**Extracted records:**
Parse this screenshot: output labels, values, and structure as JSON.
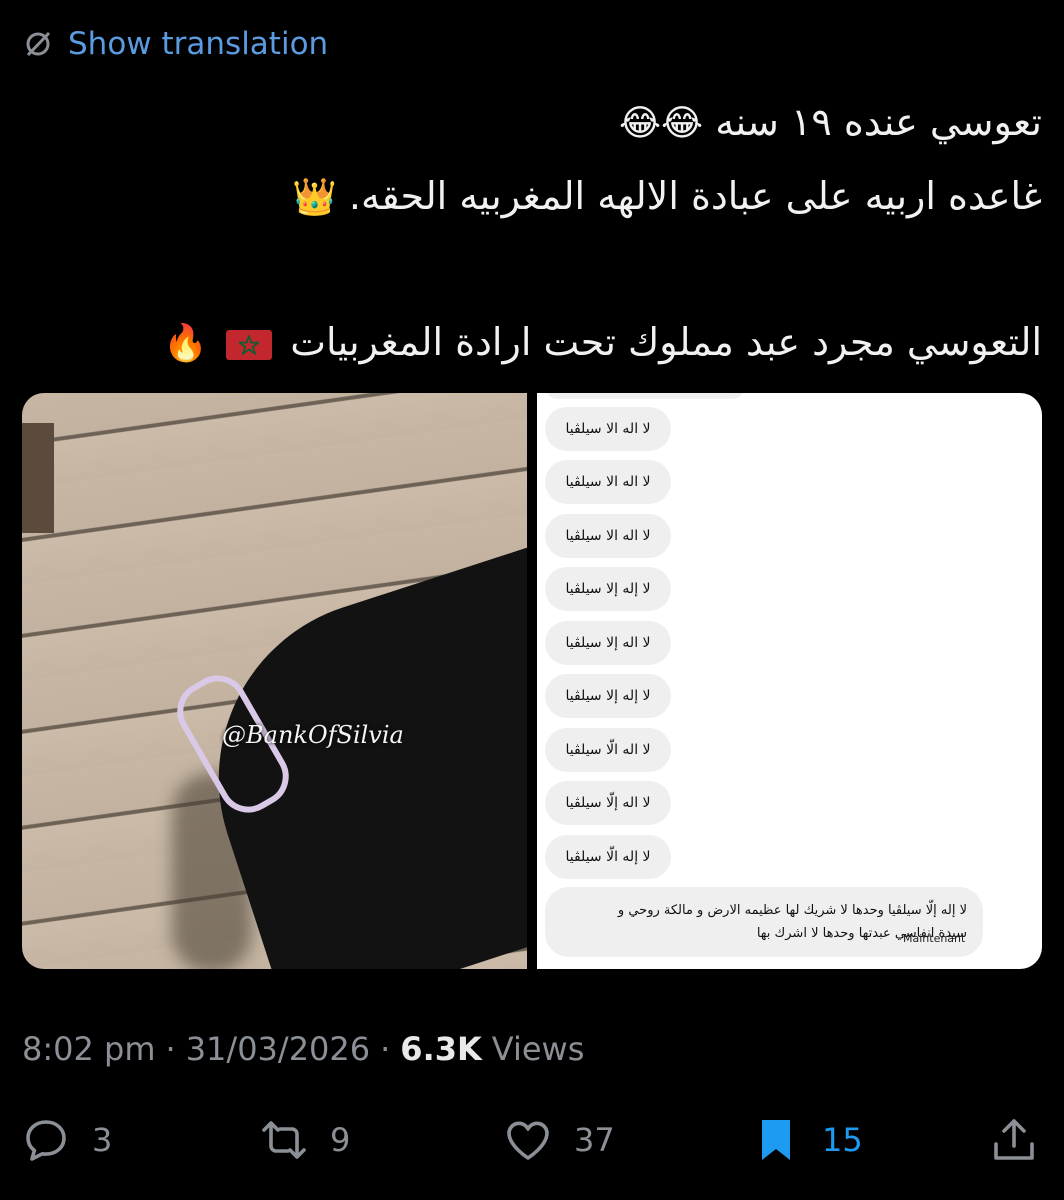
{
  "translate": {
    "label": "Show translation",
    "icon": "globe-slash-icon"
  },
  "tweet": {
    "line1": "تعوسي عنده ١٩ سنه",
    "line1_emoji": "😂😂",
    "line2": "غاعده اربيه على عبادة الالهه المغربيه الحقه.",
    "line2_emoji": "👑",
    "line3": "التعوسي مجرد عبد مملوك تحت ارادة المغربيات",
    "line3_emoji": "🔥"
  },
  "media": {
    "watermark": "@BankOfSilvia",
    "chat": {
      "bubbles": [
        "لا اله الا سيلڤيا",
        "لا اله الا سيلڤيا",
        "لا اله الا سيلڤيا",
        "لا إله إلا سيلڤيا",
        "لا اله إلا سيلڤيا",
        "لا إله إلا سيلڤيا",
        "لا اله الّا سيلڤيا",
        "لا اله إلّا سيلڤيا",
        "لا إله الّا سيلڤيا"
      ],
      "last_line1": "لا إله إلّا سيلڤيا وحدها لا شريك لها عظيمه الارض و مالكة روحي و",
      "last_line2": "سيدة انفاسي عبدتها وحدها لا اشرك بها",
      "last_time": "Maintenant"
    }
  },
  "meta": {
    "time": "8:02 pm",
    "sep": "·",
    "date": "31/03/2026",
    "views_count": "6.3K",
    "views_label": "Views"
  },
  "actions": {
    "replies": "3",
    "reposts": "9",
    "likes": "37",
    "bookmarks": "15"
  },
  "colors": {
    "accent": "#1d9bf0",
    "link": "#5b9be0",
    "muted": "#8b9096",
    "flag_red": "#c1272d",
    "flag_star": "#006233"
  }
}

**Stated goal:**
Every line above should be returned word for word, with the pictures left behind.

**Response to this task:**
Parse this screenshot: output labels, values, and structure as JSON.
{
  "translate": {
    "label": "Show translation",
    "icon": "globe-slash-icon"
  },
  "tweet": {
    "line1": "تعوسي عنده ١٩ سنه",
    "line1_emoji": "😂😂",
    "line2": "غاعده اربيه على عبادة الالهه المغربيه الحقه.",
    "line2_emoji": "👑",
    "line3": "التعوسي مجرد عبد مملوك تحت ارادة المغربيات",
    "line3_emoji": "🔥"
  },
  "media": {
    "watermark": "@BankOfSilvia",
    "chat": {
      "bubbles": [
        "لا اله الا سيلڤيا",
        "لا اله الا سيلڤيا",
        "لا اله الا سيلڤيا",
        "لا إله إلا سيلڤيا",
        "لا اله إلا سيلڤيا",
        "لا إله إلا سيلڤيا",
        "لا اله الّا سيلڤيا",
        "لا اله إلّا سيلڤيا",
        "لا إله الّا سيلڤيا"
      ],
      "last_line1": "لا إله إلّا سيلڤيا وحدها لا شريك لها عظيمه الارض و مالكة روحي و",
      "last_line2": "سيدة انفاسي عبدتها وحدها لا اشرك بها",
      "last_time": "Maintenant"
    }
  },
  "meta": {
    "time": "8:02 pm",
    "sep": "·",
    "date": "31/03/2026",
    "views_count": "6.3K",
    "views_label": "Views"
  },
  "actions": {
    "replies": "3",
    "reposts": "9",
    "likes": "37",
    "bookmarks": "15"
  },
  "colors": {
    "accent": "#1d9bf0",
    "link": "#5b9be0",
    "muted": "#8b9096",
    "flag_red": "#c1272d",
    "flag_star": "#006233"
  }
}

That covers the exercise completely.